>> start AVAILABLE DATA

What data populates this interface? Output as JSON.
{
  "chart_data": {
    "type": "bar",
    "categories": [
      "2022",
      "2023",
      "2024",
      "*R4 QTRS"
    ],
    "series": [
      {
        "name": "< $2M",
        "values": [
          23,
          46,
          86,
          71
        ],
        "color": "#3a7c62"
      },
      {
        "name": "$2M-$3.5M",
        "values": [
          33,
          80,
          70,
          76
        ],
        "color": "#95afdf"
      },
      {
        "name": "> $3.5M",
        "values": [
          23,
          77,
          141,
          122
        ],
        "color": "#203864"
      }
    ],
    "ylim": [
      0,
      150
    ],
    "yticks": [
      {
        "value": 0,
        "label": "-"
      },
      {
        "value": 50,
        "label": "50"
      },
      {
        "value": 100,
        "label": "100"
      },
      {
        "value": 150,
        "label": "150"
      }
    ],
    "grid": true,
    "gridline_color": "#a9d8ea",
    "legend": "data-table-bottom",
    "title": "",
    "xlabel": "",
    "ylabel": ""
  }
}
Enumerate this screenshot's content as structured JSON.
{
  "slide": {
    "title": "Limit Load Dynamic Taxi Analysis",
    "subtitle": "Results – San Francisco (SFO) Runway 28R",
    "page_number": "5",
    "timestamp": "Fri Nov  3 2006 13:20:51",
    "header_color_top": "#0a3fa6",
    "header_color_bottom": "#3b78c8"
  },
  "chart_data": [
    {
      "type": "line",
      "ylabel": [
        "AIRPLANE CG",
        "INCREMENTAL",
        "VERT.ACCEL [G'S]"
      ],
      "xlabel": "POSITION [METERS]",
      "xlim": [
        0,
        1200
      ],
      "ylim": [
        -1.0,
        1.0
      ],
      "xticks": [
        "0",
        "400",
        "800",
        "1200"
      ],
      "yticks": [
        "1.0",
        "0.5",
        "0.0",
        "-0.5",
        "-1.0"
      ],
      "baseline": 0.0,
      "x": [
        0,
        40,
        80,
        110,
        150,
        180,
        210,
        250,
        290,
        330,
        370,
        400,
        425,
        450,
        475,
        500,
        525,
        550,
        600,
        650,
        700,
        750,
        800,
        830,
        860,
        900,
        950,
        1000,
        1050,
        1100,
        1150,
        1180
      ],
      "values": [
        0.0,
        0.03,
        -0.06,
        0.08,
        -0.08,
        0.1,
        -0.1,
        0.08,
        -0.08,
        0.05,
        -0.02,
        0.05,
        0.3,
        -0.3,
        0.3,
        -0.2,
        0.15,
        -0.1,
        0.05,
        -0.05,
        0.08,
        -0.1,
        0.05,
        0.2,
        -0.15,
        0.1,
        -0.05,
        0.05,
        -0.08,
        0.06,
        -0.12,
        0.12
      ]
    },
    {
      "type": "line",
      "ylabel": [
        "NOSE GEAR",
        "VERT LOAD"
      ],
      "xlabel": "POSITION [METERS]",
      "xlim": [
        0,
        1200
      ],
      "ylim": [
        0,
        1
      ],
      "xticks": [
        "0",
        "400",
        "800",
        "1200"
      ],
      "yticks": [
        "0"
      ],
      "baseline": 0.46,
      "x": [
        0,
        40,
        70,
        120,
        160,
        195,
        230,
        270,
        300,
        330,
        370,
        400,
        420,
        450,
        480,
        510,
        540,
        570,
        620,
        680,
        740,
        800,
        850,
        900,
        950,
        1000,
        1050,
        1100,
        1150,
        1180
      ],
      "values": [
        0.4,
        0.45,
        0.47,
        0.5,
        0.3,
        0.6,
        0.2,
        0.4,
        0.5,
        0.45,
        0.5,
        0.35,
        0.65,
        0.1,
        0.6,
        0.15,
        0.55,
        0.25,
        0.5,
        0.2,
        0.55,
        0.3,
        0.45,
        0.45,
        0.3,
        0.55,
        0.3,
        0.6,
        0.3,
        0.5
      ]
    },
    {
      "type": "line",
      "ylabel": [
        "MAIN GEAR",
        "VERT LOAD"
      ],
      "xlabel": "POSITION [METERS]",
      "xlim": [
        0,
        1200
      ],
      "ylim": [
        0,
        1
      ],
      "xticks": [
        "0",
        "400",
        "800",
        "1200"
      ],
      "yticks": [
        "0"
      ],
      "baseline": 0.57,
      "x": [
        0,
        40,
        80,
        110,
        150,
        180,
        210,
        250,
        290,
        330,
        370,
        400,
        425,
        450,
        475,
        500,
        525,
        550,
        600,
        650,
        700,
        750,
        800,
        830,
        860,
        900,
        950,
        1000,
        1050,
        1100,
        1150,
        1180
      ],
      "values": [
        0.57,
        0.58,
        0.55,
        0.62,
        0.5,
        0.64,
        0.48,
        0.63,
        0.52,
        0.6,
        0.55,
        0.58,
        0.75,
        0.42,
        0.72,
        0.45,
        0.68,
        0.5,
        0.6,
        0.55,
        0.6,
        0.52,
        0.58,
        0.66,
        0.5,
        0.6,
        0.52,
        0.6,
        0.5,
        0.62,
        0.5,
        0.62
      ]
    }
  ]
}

>> end AVAILABLE DATA

→ **DIRECTIONS FOR THIS TASK**: The lines above should be duplicated exactly.

→ **RESPONSE TO THIS TASK**:
What data populates this interface? Output as JSON.
{
  "chart_data": {
    "type": "bar",
    "categories": [
      "2022",
      "2023",
      "2024",
      "*R4 QTRS"
    ],
    "series": [
      {
        "name": "< $2M",
        "values": [
          23,
          46,
          86,
          71
        ],
        "color": "#3a7c62"
      },
      {
        "name": "$2M-$3.5M",
        "values": [
          33,
          80,
          70,
          76
        ],
        "color": "#95afdf"
      },
      {
        "name": "> $3.5M",
        "values": [
          23,
          77,
          141,
          122
        ],
        "color": "#203864"
      }
    ],
    "ylim": [
      0,
      150
    ],
    "yticks": [
      {
        "value": 0,
        "label": "-"
      },
      {
        "value": 50,
        "label": "50"
      },
      {
        "value": 100,
        "label": "100"
      },
      {
        "value": 150,
        "label": "150"
      }
    ],
    "grid": true,
    "gridline_color": "#a9d8ea",
    "legend": "data-table-bottom",
    "title": "",
    "xlabel": "",
    "ylabel": ""
  }
}
Enumerate this screenshot's content as structured JSON.
{
  "slide": {
    "title": "Limit Load Dynamic Taxi Analysis",
    "subtitle": "Results – San Francisco (SFO) Runway 28R",
    "page_number": "5",
    "timestamp": "Fri Nov  3 2006 13:20:51",
    "header_color_top": "#0a3fa6",
    "header_color_bottom": "#3b78c8"
  },
  "chart_data": [
    {
      "type": "line",
      "ylabel": [
        "AIRPLANE CG",
        "INCREMENTAL",
        "VERT.ACCEL [G'S]"
      ],
      "xlabel": "POSITION [METERS]",
      "xlim": [
        0,
        1200
      ],
      "ylim": [
        -1.0,
        1.0
      ],
      "xticks": [
        "0",
        "400",
        "800",
        "1200"
      ],
      "yticks": [
        "1.0",
        "0.5",
        "0.0",
        "-0.5",
        "-1.0"
      ],
      "baseline": 0.0,
      "x": [
        0,
        40,
        80,
        110,
        150,
        180,
        210,
        250,
        290,
        330,
        370,
        400,
        425,
        450,
        475,
        500,
        525,
        550,
        600,
        650,
        700,
        750,
        800,
        830,
        860,
        900,
        950,
        1000,
        1050,
        1100,
        1150,
        1180
      ],
      "values": [
        0.0,
        0.03,
        -0.06,
        0.08,
        -0.08,
        0.1,
        -0.1,
        0.08,
        -0.08,
        0.05,
        -0.02,
        0.05,
        0.3,
        -0.3,
        0.3,
        -0.2,
        0.15,
        -0.1,
        0.05,
        -0.05,
        0.08,
        -0.1,
        0.05,
        0.2,
        -0.15,
        0.1,
        -0.05,
        0.05,
        -0.08,
        0.06,
        -0.12,
        0.12
      ]
    },
    {
      "type": "line",
      "ylabel": [
        "NOSE GEAR",
        "VERT LOAD"
      ],
      "xlabel": "POSITION [METERS]",
      "xlim": [
        0,
        1200
      ],
      "ylim": [
        0,
        1
      ],
      "xticks": [
        "0",
        "400",
        "800",
        "1200"
      ],
      "yticks": [
        "0"
      ],
      "baseline": 0.46,
      "x": [
        0,
        40,
        70,
        120,
        160,
        195,
        230,
        270,
        300,
        330,
        370,
        400,
        420,
        450,
        480,
        510,
        540,
        570,
        620,
        680,
        740,
        800,
        850,
        900,
        950,
        1000,
        1050,
        1100,
        1150,
        1180
      ],
      "values": [
        0.4,
        0.45,
        0.47,
        0.5,
        0.3,
        0.6,
        0.2,
        0.4,
        0.5,
        0.45,
        0.5,
        0.35,
        0.65,
        0.1,
        0.6,
        0.15,
        0.55,
        0.25,
        0.5,
        0.2,
        0.55,
        0.3,
        0.45,
        0.45,
        0.3,
        0.55,
        0.3,
        0.6,
        0.3,
        0.5
      ]
    },
    {
      "type": "line",
      "ylabel": [
        "MAIN GEAR",
        "VERT LOAD"
      ],
      "xlabel": "POSITION [METERS]",
      "xlim": [
        0,
        1200
      ],
      "ylim": [
        0,
        1
      ],
      "xticks": [
        "0",
        "400",
        "800",
        "1200"
      ],
      "yticks": [
        "0"
      ],
      "baseline": 0.57,
      "x": [
        0,
        40,
        80,
        110,
        150,
        180,
        210,
        250,
        290,
        330,
        370,
        400,
        425,
        450,
        475,
        500,
        525,
        550,
        600,
        650,
        700,
        750,
        800,
        830,
        860,
        900,
        950,
        1000,
        1050,
        1100,
        1150,
        1180
      ],
      "values": [
        0.57,
        0.58,
        0.55,
        0.62,
        0.5,
        0.64,
        0.48,
        0.63,
        0.52,
        0.6,
        0.55,
        0.58,
        0.75,
        0.42,
        0.72,
        0.45,
        0.68,
        0.5,
        0.6,
        0.55,
        0.6,
        0.52,
        0.58,
        0.66,
        0.5,
        0.6,
        0.52,
        0.6,
        0.5,
        0.62,
        0.5,
        0.62
      ]
    }
  ]
}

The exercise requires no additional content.